Records from a collection:
════════════════

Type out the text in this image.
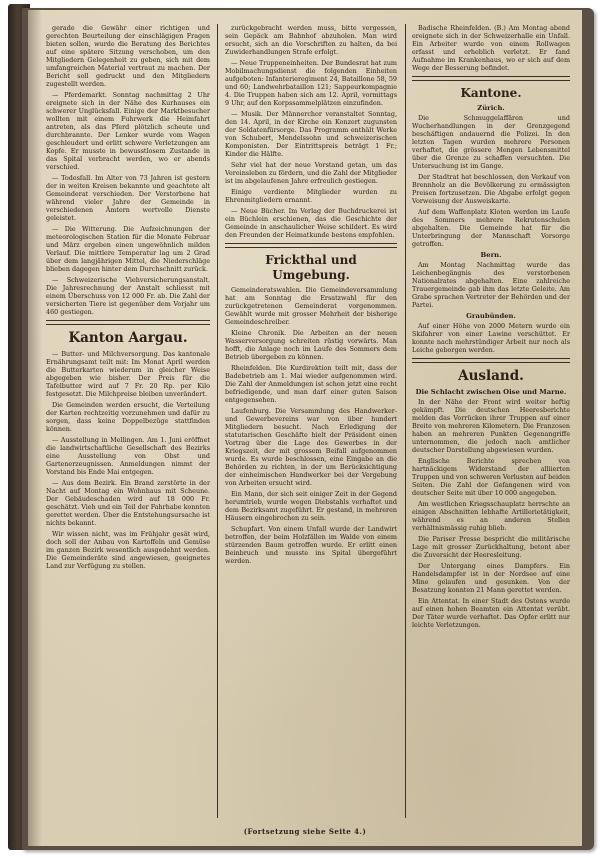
gerade die Gewähr einer richtigen und gerechten Beurteilung der einschlägigen Fragen bieten sollen, wurde die Beratung des Berichtes auf eine spätere Sitzung verschoben, um den Mitgliedern Gelegenheit zu geben, sich mit dem umfangreichen Material vertraut zu machen. Der Bericht soll gedruckt und den Mitgliedern zugestellt werden.

— Pferdemarkt. Sonntag nachmittag 2 Uhr ereignete sich in der Nähe des Kurhauses ein schwerer Unglücksfall. Einige der Marktbesucher wollten mit einem Fuhrwerk die Heimfahrt antreten, als das Pferd plötzlich scheute und durchbrannte. Der Lenker wurde vom Wagen geschleudert und erlitt schwere Verletzungen am Kopfe. Er musste in bewusstlosem Zustande in das Spital verbracht werden, wo er abends verschied.

— Todesfall. Im Alter von 73 Jahren ist gestern der in weiten Kreisen bekannte und geachtete alt Gemeinderat verschieden. Der Verstorbene hat während vieler Jahre der Gemeinde in verschiedenen Ämtern wertvolle Dienste geleistet.

— Die Witterung. Die Aufzeichnungen der meteorologischen Station für die Monate Februar und März ergeben einen ungewöhnlich milden Verlauf. Die mittlere Temperatur lag um 2 Grad über dem langjährigen Mittel, die Niederschläge blieben dagegen hinter dem Durchschnitt zurück.

— Schweizerische Viehversicherungsanstalt. Die Jahresrechnung der Anstalt schliesst mit einem Überschuss von 12 000 Fr. ab. Die Zahl der versicherten Tiere ist gegenüber dem Vorjahr um 460 gestiegen.

Kanton Aargau.

— Butter- und Milchversorgung. Das kantonale Ernährungsamt teilt mit: Im Monat April werden die Butterkarten wiederum in gleicher Weise abgegeben wie bisher. Der Preis für die Tafelbutter wird auf 7 Fr. 20 Rp. per Kilo festgesetzt. Die Milchpreise bleiben unverändert.

Die Gemeinden werden ersucht, die Verteilung der Karten rechtzeitig vorzunehmen und dafür zu sorgen, dass keine Doppelbezüge stattfinden können.

— Ausstellung in Mellingen. Am 1. Juni eröffnet die landwirtschaftliche Gesellschaft des Bezirks eine Ausstellung von Obst und Gartenerzeugnissen. Anmeldungen nimmt der Vorstand bis Ende Mai entgegen.

— Aus dem Bezirk. Ein Brand zerstörte in der Nacht auf Montag ein Wohnhaus mit Scheune. Der Gebäudeschaden wird auf 18 000 Fr. geschätzt. Vieh und ein Teil der Fahrhabe konnten gerettet werden. Über die Entstehungsursache ist nichts bekannt.

Wir wissen nicht, was im Frühjahr gesät wird, doch soll der Anbau von Kartoffeln und Gemüse im ganzen Bezirk wesentlich ausgedehnt werden. Die Gemeinderäte sind angewiesen, geeignetes Land zur Verfügung zu stellen.

zurückgebracht werden muss, bitte vergessen, sein Gepäck am Bahnhof abzuholen. Man wird ersucht, sich an die Vorschriften zu halten, da bei Zuwiderhandlungen Strafe erfolgt.

— Neue Truppeneinheiten. Der Bundesrat hat zum Mobilmachungsdienst die folgenden Einheiten aufgeboten: Infanterieregiment 24, Bataillone 58, 59 und 60; Landwehrbataillon 121; Sappeurkompagnie 4. Die Truppen haben sich am 12. April, vormittags 9 Uhr, auf den Korpssammelplätzen einzufinden.

— Musik. Der Männerchor veranstaltet Sonntag, den 14. April, in der Kirche ein Konzert zugunsten der Soldatenfürsorge. Das Programm enthält Werke von Schubert, Mendelssohn und schweizerischen Komponisten. Der Eintrittspreis beträgt 1 Fr.; Kinder die Hälfte.

Sehr viel hat der neue Vorstand getan, um das Vereinsleben zu fördern, und die Zahl der Mitglieder ist im abgelaufenen Jahre erfreulich gestiegen.

Einige verdiente Mitglieder wurden zu Ehrenmitgliedern ernannt.

— Neue Bücher. Im Verlag der Buchdruckerei ist ein Büchlein erschienen, das die Geschichte der Gemeinde in anschaulicher Weise schildert. Es wird den Freunden der Heimatkunde bestens empfohlen.

Frickthal und Umgebung.

Gemeinderatswahlen. Die Gemeindeversammlung hat am Sonntag die Ersatzwahl für den zurückgetretenen Gemeinderat vorgenommen. Gewählt wurde mit grosser Mehrheit der bisherige Gemeindeschreiber.

Kleine Chronik. Die Arbeiten an der neuen Wasserversorgung schreiten rüstig vorwärts. Man hofft, die Anlage noch im Laufe des Sommers dem Betrieb übergeben zu können.

Rheinfelden. Die Kurdirektion teilt mit, dass der Badebetrieb am 1. Mai wieder aufgenommen wird. Die Zahl der Anmeldungen ist schon jetzt eine recht befriedigende, und man darf einer guten Saison entgegensehen.

Laufenburg. Die Versammlung des Handwerker- und Gewerbevereins war von über hundert Mitgliedern besucht. Nach Erledigung der statutarischen Geschäfte hielt der Präsident einen Vortrag über die Lage des Gewerbes in der Kriegszeit, der mit grossem Beifall aufgenommen wurde. Es wurde beschlossen, eine Eingabe an die Behörden zu richten, in der um Berücksichtigung der einheimischen Handwerker bei der Vergebung von Arbeiten ersucht wird.

Ein Mann, der sich seit einiger Zeit in der Gegend herumtrieb, wurde wegen Diebstahls verhaftet und dem Bezirksamt zugeführt. Er gestand, in mehreren Häusern eingebrochen zu sein.

Schupfart. Von einem Unfall wurde der Landwirt betroffen, der beim Holzfällen im Walde von einem stürzenden Baum getroffen wurde. Er erlitt einen Beinbruch und musste ins Spital übergeführt werden.

Badische Rheinfelden. (B.) Am Montag abend ereignete sich in der Schweizerhalle ein Unfall. Ein Arbeiter wurde von einem Rollwagen erfasst und erheblich verletzt. Er fand Aufnahme im Krankenhaus, wo er sich auf dem Wege der Besserung befindet.

Kantone.
Zürich.

Die Schmuggelaffären und Wucherhandlungen in der Grenzgegend beschäftigen andauernd die Polizei. In den letzten Tagen wurden mehrere Personen verhaftet, die grössere Mengen Lebensmittel über die Grenze zu schaffen versuchten. Die Untersuchung ist im Gange.

Der Stadtrat hat beschlossen, den Verkauf von Brennholz an die Bevölkerung zu ermässigten Preisen fortzusetzen. Die Abgabe erfolgt gegen Vorweisung der Ausweiskarte.

Auf dem Waffenplatz Kloten werden im Laufe des Sommers mehrere Rekrutenschulen abgehalten. Die Gemeinde hat für die Unterbringung der Mannschaft Vorsorge getroffen.

Bern.

Am Montag Nachmittag wurde das Leichenbegängnis des verstorbenen Nationalrates abgehalten. Eine zahlreiche Trauergemeinde gab ihm das letzte Geleite. Am Grabe sprachen Vertreter der Behörden und der Partei.

Graubünden.

Auf einer Höhe von 2000 Metern wurde ein Skifahrer von einer Lawine verschüttet. Er konnte nach mehrstündiger Arbeit nur noch als Leiche geborgen werden.

Ausland.
Die Schlacht zwischen Oise und Marne.

In der Nähe der Front wird weiter heftig gekämpft. Die deutschen Heeresberichte melden das Vorrücken ihrer Truppen auf einer Breite von mehreren Kilometern. Die Franzosen haben an mehreren Punkten Gegenangriffe unternommen, die jedoch nach amtlicher deutscher Darstellung abgewiesen wurden.

Englische Berichte sprechen von hartnäckigem Widerstand der alliierten Truppen und von schweren Verlusten auf beiden Seiten. Die Zahl der Gefangenen wird von deutscher Seite mit über 10 000 angegeben.

Am westlichen Kriegsschauplatz herrschte an einigen Abschnitten lebhafte Artillerietätigkeit, während es an anderen Stellen verhältnismässig ruhig blieb.

Die Pariser Presse bespricht die militärische Lage mit grosser Zurückhaltung, betont aber die Zuversicht der Heeresleitung.

Der Untergang eines Dampfers. Ein Handelsdampfer ist in der Nordsee auf eine Mine gelaufen und gesunken. Von der Besatzung konnten 21 Mann gerettet werden.

Ein Attentat. In einer Stadt des Ostens wurde auf einen hohen Beamten ein Attentat verübt. Der Täter wurde verhaftet. Das Opfer erlitt nur leichte Verletzungen.

(Fortsetzung siehe Seite 4.)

════════════════

◆ PROBLEM STATEMENT ◆
Look over the records above and copy each line that includes the string "Sommers".

◆ RESULT ◆
Kleine Chronik. Die Arbeiten an der neuen Wasserversorgung schreiten rüstig vorwärts. Man hofft, die Anlage noch im Laufe des Sommers dem Betrieb übergeben zu können.
Auf dem Waffenplatz Kloten werden im Laufe des Sommers mehrere Rekrutenschulen abgehalten. Die Gemeinde hat für die Unterbringung der Mannschaft Vorsorge getroffen.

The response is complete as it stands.